- **Written task**
Copy nothing but the text: repeat each entry exactly and drop the images.

- **Dataset**
** BEGIN **

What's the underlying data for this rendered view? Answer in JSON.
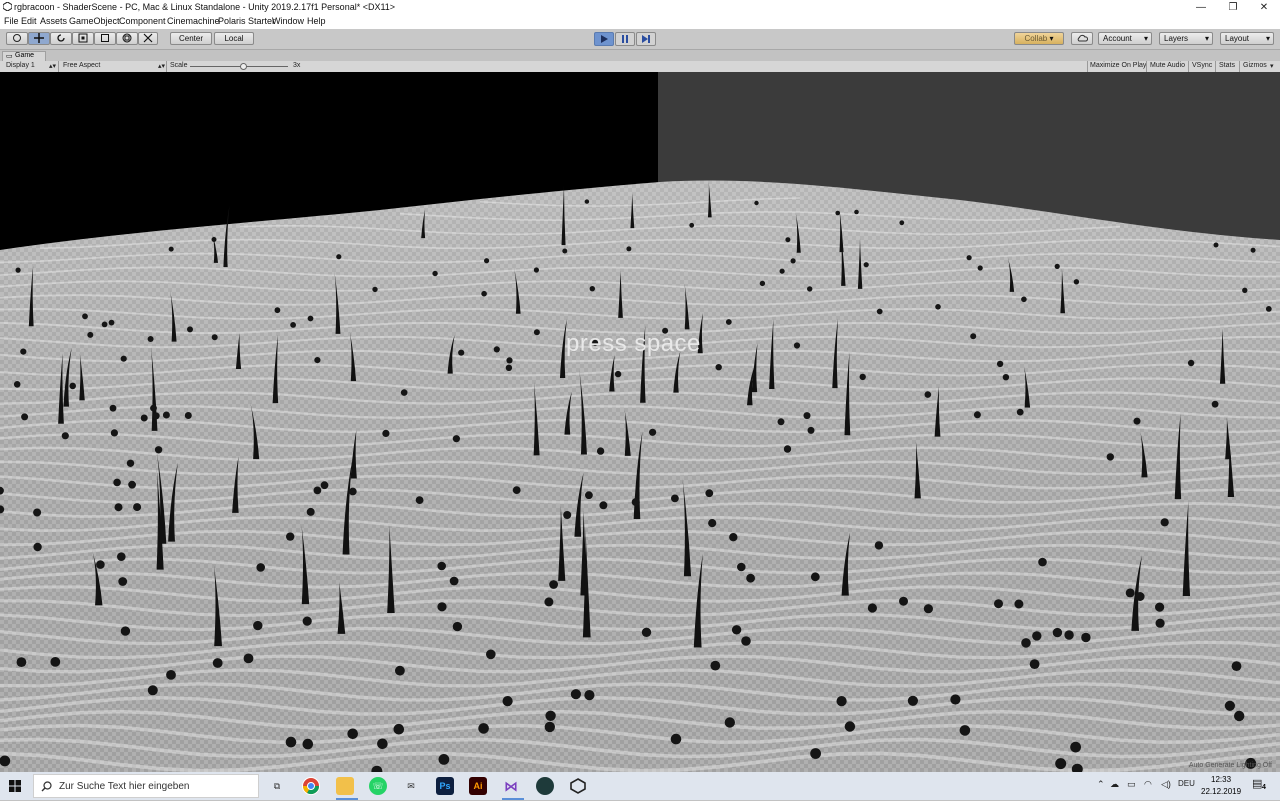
{
  "window": {
    "title": "rgbracoon - ShaderScene - PC, Mac & Linux Standalone - Unity 2019.2.17f1 Personal* <DX11>",
    "controls": [
      "—",
      "❐",
      "✕"
    ]
  },
  "menu": [
    "File",
    "Edit",
    "Assets",
    "GameObject",
    "Component",
    "Cinemachine",
    "Polaris Starter",
    "Window",
    "Help"
  ],
  "toolbar": {
    "tools": [
      "hand-tool",
      "move-tool",
      "rotate-tool",
      "scale-tool",
      "rect-tool",
      "transform-tool",
      "custom-tool"
    ],
    "pivot_label": "Center",
    "space_label": "Local",
    "collab_label": "Collab",
    "account_label": "Account",
    "layers_label": "Layers",
    "layout_label": "Layout"
  },
  "game_panel": {
    "tab_label": "Game",
    "display": "Display 1",
    "aspect": "Free Aspect",
    "scale_label": "Scale",
    "scale_value": "3x",
    "options": [
      "Maximize On Play",
      "Mute Audio",
      "VSync",
      "Stats",
      "Gizmos"
    ]
  },
  "viewport": {
    "overlay_text": "press space",
    "status_text": "Auto Generate Lighting Off"
  },
  "taskbar": {
    "search_placeholder": "Zur Suche Text hier eingeben",
    "language": "DEU",
    "time": "12:33",
    "date": "22.12.2019",
    "notification_count": "4"
  },
  "colors": {
    "play_blue": "#6e93cf",
    "terrain": "#b8b8b8"
  }
}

** END **

- **Output**
What's the underlying data for this rendered view? Answer in JSON.
{
  "window": {
    "title": "rgbracoon - ShaderScene - PC, Mac & Linux Standalone - Unity 2019.2.17f1 Personal* <DX11>",
    "controls": [
      "—",
      "❐",
      "✕"
    ]
  },
  "menu": [
    "File",
    "Edit",
    "Assets",
    "GameObject",
    "Component",
    "Cinemachine",
    "Polaris Starter",
    "Window",
    "Help"
  ],
  "toolbar": {
    "tools": [
      "hand-tool",
      "move-tool",
      "rotate-tool",
      "scale-tool",
      "rect-tool",
      "transform-tool",
      "custom-tool"
    ],
    "pivot_label": "Center",
    "space_label": "Local",
    "collab_label": "Collab",
    "account_label": "Account",
    "layers_label": "Layers",
    "layout_label": "Layout"
  },
  "game_panel": {
    "tab_label": "Game",
    "display": "Display 1",
    "aspect": "Free Aspect",
    "scale_label": "Scale",
    "scale_value": "3x",
    "options": [
      "Maximize On Play",
      "Mute Audio",
      "VSync",
      "Stats",
      "Gizmos"
    ]
  },
  "viewport": {
    "overlay_text": "press space",
    "status_text": "Auto Generate Lighting Off"
  },
  "taskbar": {
    "search_placeholder": "Zur Suche Text hier eingeben",
    "language": "DEU",
    "time": "12:33",
    "date": "22.12.2019",
    "notification_count": "4"
  },
  "colors": {
    "play_blue": "#6e93cf",
    "terrain": "#b8b8b8"
  }
}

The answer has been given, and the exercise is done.